* **Your goal**
Reproduce the stretch of lines from the one containing "branch3-sub1: 코스닥은 4500억원" through the one containing "chart2-value-label-4: 617 —", character for character, including both of those lines.

[BEGIN Data supplied]

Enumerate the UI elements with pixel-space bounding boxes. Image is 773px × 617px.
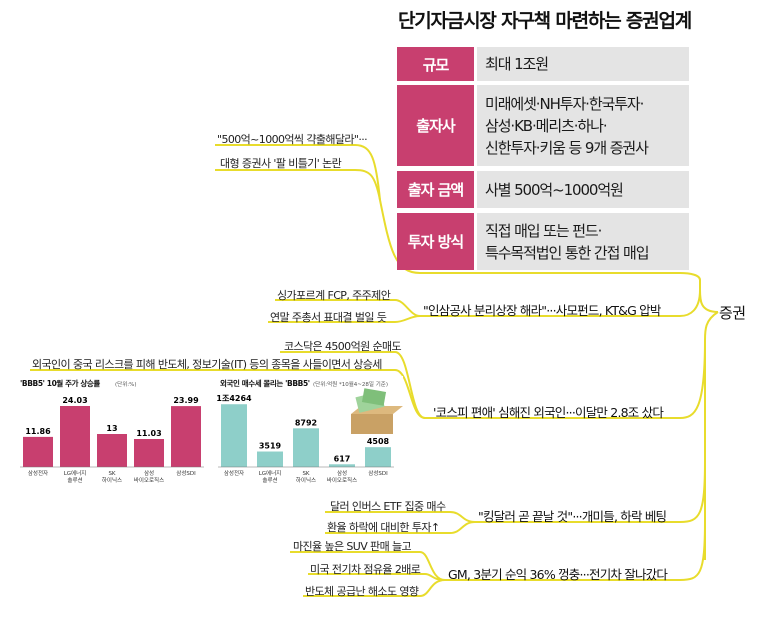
branch3-sub1: 코스닥은 4500억원 순매도 — [284, 340, 402, 353]
row-key: 출자사 — [397, 85, 474, 166]
money-box-illustration — [351, 388, 403, 434]
chart2-unit: (단위:억원 *10월4~28일 기준) — [313, 382, 388, 388]
embedded-charts: 'BBB5' 10월 주가 상승률 (단위:%) 외국인 매수세 몰리는 'BB… — [17, 376, 403, 492]
table-row-investors: 출자사 미래에셋·NH투자·한국투자· 삼성·KB·메리츠·하나· 신한투자·키… — [397, 85, 689, 166]
chart2-value-label-2: 3519 — [259, 442, 282, 451]
branch2-main: "인삼공사 분리상장 해라"···사모펀드, KT&G 압박 — [423, 303, 661, 318]
chart1-category-label-4: 삼성 — [144, 469, 154, 477]
branch5-main: GM, 3분기 순익 36% 껑충···전기차 잘나갔다 — [448, 567, 668, 582]
chart2-value-label-4: 617 — [334, 454, 351, 463]
branch1-line2: 대형 증권사 '팔 비틀기' 논란 — [220, 157, 342, 170]
chart2-bar-3 — [293, 428, 319, 467]
branch4-main: "킹달러 곧 끝날 것"···개미들, 하락 베팅 — [478, 509, 667, 524]
chart2-category-label-4: 바이오로직스 — [327, 476, 357, 484]
chart1-category-label-2: 솔루션 — [67, 476, 82, 484]
chart2-category-label-1: 삼성전자 — [224, 469, 244, 477]
chart1-category-label-4: 바이오로직스 — [134, 476, 164, 484]
chart2-value-label-3: 8792 — [295, 418, 317, 427]
row-key: 투자 방식 — [397, 213, 474, 270]
chart1-bar-4 — [134, 439, 164, 467]
chart2-category-label-3: 하이닉스 — [296, 476, 316, 484]
branch3-sub2: 외국인이 중국 리스크를 피해 반도체, 정보기술(IT) 등의 종목을 사들이… — [32, 358, 382, 371]
chart2-title: 외국인 매수세 몰리는 'BBB5' — [220, 379, 310, 388]
chart1-category-label-2: LG에너지 — [64, 469, 87, 477]
chart2-bar-1 — [221, 404, 247, 467]
table-row-scale: 규모 최대 1조원 — [397, 47, 689, 81]
row-key: 규모 — [397, 47, 474, 81]
chart2-category-label-4: 삼성 — [337, 469, 347, 477]
branch1-line1: "500억~1000억씩 갹출해달라"··· — [217, 133, 368, 146]
chart2-bar-4 — [329, 464, 355, 467]
chart2-bar-2 — [257, 451, 283, 467]
branch4-sub1: 달러 인버스 ETF 집중 매수 — [330, 500, 446, 513]
chart1-value-label-1: 11.86 — [25, 427, 51, 436]
bar-charts-svg: 11.86삼성전자24.03LG에너지솔루션13SK하이닉스11.03삼성바이오… — [20, 388, 403, 484]
chart1-value-label-5: 23.99 — [173, 396, 199, 405]
chart2-category-label-2: LG에너지 — [259, 469, 282, 477]
branch5-sub2: 미국 전기차 점유율 2배로 — [310, 563, 421, 576]
chart2-category-label-2: 솔루션 — [262, 476, 277, 484]
chart1-bar-2 — [60, 406, 90, 467]
branch3-main: '코스피 편애' 심해진 외국인···이달만 2.8조 샀다 — [433, 405, 664, 420]
table-row-amount: 출자 금액 사별 500억~1000억원 — [397, 171, 689, 208]
chart1-value-label-2: 24.03 — [62, 396, 87, 405]
chart1-category-label-5: 삼성SDI — [176, 469, 196, 477]
branch2-sub2: 연말 주총서 표대결 벌일 듯 — [270, 311, 387, 324]
mindmap-root: 증권 — [719, 304, 746, 322]
branch5-sub1: 마진율 높은 SUV 판매 늘고 — [293, 540, 412, 553]
row-value: 직접 매입 또는 펀드· 특수목적법인 통한 간접 매입 — [477, 213, 689, 270]
branch4-sub2: 환율 하락에 대비한 투자↑ — [327, 521, 440, 534]
row-value: 최대 1조원 — [477, 47, 689, 81]
chart1-unit: (단위:%) — [115, 382, 137, 388]
chart2-value-label-5: 4508 — [367, 437, 390, 446]
chart1-bar-5 — [171, 406, 201, 467]
chart1-value-label-4: 11.03 — [136, 429, 161, 438]
chart2-category-label-5: 삼성SDI — [368, 469, 388, 477]
chart2-bar-5 — [365, 447, 391, 467]
row-value: 미래에셋·NH투자·한국투자· 삼성·KB·메리츠·하나· 신한투자·키움 등 … — [477, 85, 689, 166]
chart1-title: 'BBB5' 10월 주가 상승률 — [20, 379, 100, 388]
chart1-bar-1 — [23, 436, 53, 467]
table-title: 단기자금시장 자구책 마련하는 증권업계 — [398, 10, 692, 32]
row-value: 사별 500억~1000억원 — [477, 171, 689, 208]
chart1-category-label-3: SK — [108, 471, 115, 477]
table-row-method: 투자 방식 직접 매입 또는 펀드· 특수목적법인 통한 간접 매입 — [397, 213, 689, 270]
chart1-bar-3 — [97, 434, 127, 467]
chart2-value-label-1: 1조4264 — [216, 394, 252, 403]
branch5-sub3: 반도체 공급난 해소도 영향 — [305, 585, 419, 598]
chart1-category-label-3: 하이닉스 — [102, 476, 122, 484]
branch2-sub1: 싱가포르계 FCP, 주주제안 — [277, 289, 391, 302]
chart2-category-label-3: SK — [302, 471, 309, 477]
chart1-value-label-3: 13 — [106, 424, 117, 433]
row-key: 출자 금액 — [397, 171, 474, 208]
chart1-category-label-1: 삼성전자 — [28, 469, 48, 477]
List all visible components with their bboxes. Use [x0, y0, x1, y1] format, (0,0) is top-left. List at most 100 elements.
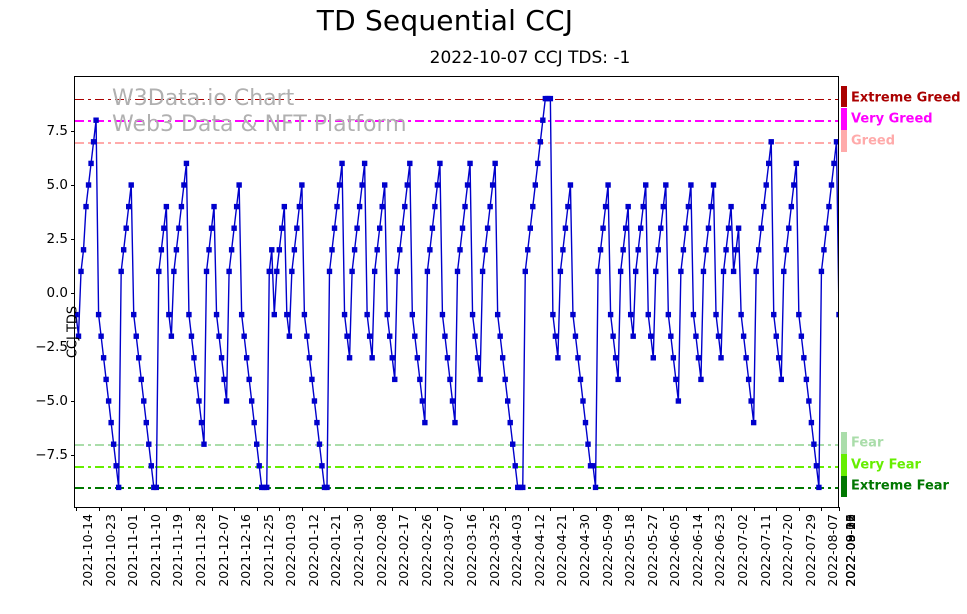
x-tick-mark: [166, 507, 168, 511]
x-tick-label: 2022-06-14: [689, 514, 705, 587]
x-tick-label: 2022-01-03: [283, 514, 299, 587]
x-tick-mark: [188, 507, 190, 511]
y-tick-label: 2.5: [46, 231, 68, 247]
threshold-line-very-fear: [75, 465, 838, 468]
y-tick-mark: [71, 293, 75, 294]
x-tick-label: 2022-09-30: [843, 514, 858, 587]
x-tick-mark: [482, 507, 484, 511]
x-tick-mark: [143, 507, 145, 511]
x-tick-mark: [839, 507, 840, 511]
x-tick-mark: [460, 507, 461, 511]
x-tick-label: 2022-02-08: [373, 514, 389, 587]
x-tick-label: 2021-12-25: [260, 514, 276, 587]
x-tick-mark: [437, 507, 439, 511]
zone-bar-fear: [841, 432, 847, 454]
zone-bar-very-fear: [841, 454, 847, 476]
zone-label-very-greed: Very Greed: [851, 111, 933, 127]
y-tick-label: −5.0: [35, 393, 68, 409]
x-tick-label: 2022-01-21: [328, 514, 344, 587]
x-tick-label: 2022-03-07: [441, 514, 457, 587]
x-tick-mark: [572, 507, 574, 511]
plot-area: CCJ TDS 7.5 5.0 2.5 0.0 −2.5 −5.0 −7.5: [35, 76, 840, 511]
chart-subtitle: 2022-10-07 CCJ TDS: -1: [429, 48, 631, 68]
x-tick-mark: [798, 507, 800, 511]
x-tick-mark: [731, 507, 733, 511]
x-tick-mark: [595, 507, 597, 511]
x-tick-label: 2022-07-02: [735, 514, 751, 587]
page-title: TD Sequential CCJ: [316, 4, 574, 37]
x-tick-label: 2022-07-20: [780, 514, 796, 587]
x-tick-label: 2022-04-30: [576, 514, 592, 587]
x-tick-mark: [347, 507, 349, 511]
x-tick-label: 2022-02-17: [396, 514, 412, 587]
x-tick-mark: [753, 507, 755, 511]
x-tick-mark: [640, 507, 642, 511]
x-tick-label: 2022-01-30: [351, 514, 367, 587]
x-tick-label: 2021-11-28: [192, 514, 208, 587]
zone-bar-extreme-fear: [841, 475, 847, 498]
y-tick-mark: [71, 239, 75, 240]
x-tick-label: 2021-12-07: [215, 514, 231, 587]
zone-bar-very-greed: [841, 108, 847, 130]
x-tick-mark: [324, 507, 326, 511]
x-tick-label: 2022-01-12: [305, 514, 321, 587]
threshold-line-extreme-fear: [75, 487, 838, 490]
y-tick-mark: [71, 401, 75, 402]
x-tick-label: 2022-04-03: [509, 514, 525, 587]
zone-label-greed: Greed: [851, 133, 896, 149]
zone-label-extreme-greed: Extreme Greed: [851, 90, 961, 106]
x-tick-label: 2021-11-10: [147, 514, 163, 587]
x-tick-label: 2022-04-12: [531, 514, 547, 587]
x-tick-label: 2022-06-23: [712, 514, 728, 587]
x-tick-label: 2022-06-05: [667, 514, 683, 587]
x-tick-label: 2022-02-26: [418, 514, 434, 587]
zone-label-very-fear: Very Fear: [851, 457, 921, 473]
x-tick-label: 2022-05-27: [644, 514, 660, 587]
x-tick-mark: [211, 507, 213, 511]
y-tick-label: 7.5: [46, 123, 68, 139]
x-tick-label: 2022-03-25: [486, 514, 502, 587]
x-tick-label: 2022-03-16: [464, 514, 479, 587]
x-tick-mark: [663, 507, 665, 511]
zone-label-fear: Fear: [851, 435, 884, 451]
x-tick-label: 2022-07-29: [802, 514, 818, 587]
x-tick-mark: [279, 507, 281, 511]
x-tick-label: 2022-08-07: [825, 514, 841, 587]
x-tick-mark: [392, 507, 394, 511]
y-tick-mark: [71, 347, 75, 348]
x-tick-mark: [234, 507, 236, 511]
x-tick-mark: [76, 507, 77, 511]
x-tick-mark: [301, 507, 303, 511]
y-tick-label: 0.0: [46, 285, 68, 301]
x-tick-mark: [121, 507, 123, 511]
x-tick-label: 2021-11-01: [125, 514, 141, 587]
x-tick-mark: [618, 507, 620, 511]
x-tick-label: 2022-04-21: [554, 514, 570, 587]
zone-bar-extreme-greed: [841, 85, 847, 108]
x-tick-mark: [708, 507, 710, 511]
y-tick-label: −7.5: [35, 447, 68, 463]
x-tick-mark: [821, 507, 823, 511]
y-tick-mark: [71, 131, 75, 132]
y-tick-label: −2.5: [35, 339, 68, 355]
y-tick-mark: [71, 455, 75, 456]
x-tick-mark: [414, 507, 416, 511]
zone-bar-greed: [841, 130, 847, 152]
x-tick-mark: [550, 507, 552, 511]
x-tick-mark: [256, 507, 258, 511]
x-tick-mark: [98, 507, 100, 511]
threshold-line-greed: [75, 141, 838, 144]
threshold-line-fear: [75, 444, 838, 446]
x-tick-mark: [505, 507, 507, 511]
threshold-line-extreme-greed: [75, 98, 838, 101]
x-tick-mark: [369, 507, 371, 511]
x-tick-label: 2021-11-19: [170, 514, 186, 587]
x-tick-label: 2022-07-11: [757, 514, 773, 587]
threshold-line-very-greed: [75, 120, 838, 122]
x-tick-label: 2021-10-14: [80, 514, 95, 587]
data-series-tds: [75, 95, 838, 491]
x-tick-label: 2021-12-16: [238, 514, 254, 587]
plot-canvas: [75, 77, 838, 507]
x-tick-mark: [685, 507, 687, 511]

[END Data supplied]

* **Correct answer**
branch3-sub1: 코스닥은 4500억원 순매도 — [284, 340, 402, 353]
row-key: 출자사 — [397, 85, 474, 166]
money-box-illustration — [351, 388, 403, 434]
chart2-unit: (단위:억원 *10월4~28일 기준) — [313, 382, 388, 388]
embedded-charts: 'BBB5' 10월 주가 상승률 (단위:%) 외국인 매수세 몰리는 'BB… — [17, 376, 403, 492]
table-row-investors: 출자사 미래에셋·NH투자·한국투자· 삼성·KB·메리츠·하나· 신한투자·키… — [397, 85, 689, 166]
chart2-value-label-2: 3519 — [259, 442, 282, 451]
branch2-main: "인삼공사 분리상장 해라"···사모펀드, KT&G 압박 — [423, 303, 661, 318]
chart1-category-label-4: 삼성 — [144, 469, 154, 477]
branch5-main: GM, 3분기 순익 36% 껑충···전기차 잘나갔다 — [448, 567, 668, 582]
chart2-value-label-4: 617 — [334, 454, 351, 463]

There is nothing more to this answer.